(Dataset records)
[start]

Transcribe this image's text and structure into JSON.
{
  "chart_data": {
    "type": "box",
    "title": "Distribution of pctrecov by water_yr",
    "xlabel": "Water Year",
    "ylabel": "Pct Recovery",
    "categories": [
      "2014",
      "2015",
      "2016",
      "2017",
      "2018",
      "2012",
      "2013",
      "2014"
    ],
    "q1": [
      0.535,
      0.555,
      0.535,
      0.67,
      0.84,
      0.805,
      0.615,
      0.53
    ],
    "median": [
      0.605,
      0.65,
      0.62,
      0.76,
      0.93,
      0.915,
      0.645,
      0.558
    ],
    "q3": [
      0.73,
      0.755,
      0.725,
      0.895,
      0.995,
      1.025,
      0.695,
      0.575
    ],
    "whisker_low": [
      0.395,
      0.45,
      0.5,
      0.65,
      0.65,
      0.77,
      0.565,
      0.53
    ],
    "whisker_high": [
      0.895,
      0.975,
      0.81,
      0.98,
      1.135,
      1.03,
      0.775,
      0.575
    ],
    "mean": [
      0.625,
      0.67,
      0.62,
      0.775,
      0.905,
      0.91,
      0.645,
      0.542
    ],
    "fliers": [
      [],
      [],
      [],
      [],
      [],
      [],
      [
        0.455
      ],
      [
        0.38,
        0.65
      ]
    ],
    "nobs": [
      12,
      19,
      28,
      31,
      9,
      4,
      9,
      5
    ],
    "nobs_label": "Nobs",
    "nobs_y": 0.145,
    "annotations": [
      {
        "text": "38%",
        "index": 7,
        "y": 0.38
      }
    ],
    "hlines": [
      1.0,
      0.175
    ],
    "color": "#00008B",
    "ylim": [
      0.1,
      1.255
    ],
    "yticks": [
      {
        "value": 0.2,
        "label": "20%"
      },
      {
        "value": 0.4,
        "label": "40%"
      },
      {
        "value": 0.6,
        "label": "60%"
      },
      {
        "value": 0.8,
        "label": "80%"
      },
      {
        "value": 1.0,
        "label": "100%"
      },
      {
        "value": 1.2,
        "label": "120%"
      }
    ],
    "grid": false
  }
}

[end]

• [EXERCISE INSTRUCTIONS] Return, from the data, each line that has the word "value" in it.

• [CORRECT ANSWER]
        "value": 0.2,
        "value": 0.4,
        "value": 0.6,
        "value": 0.8,
        "value": 1.0,
        "value": 1.2,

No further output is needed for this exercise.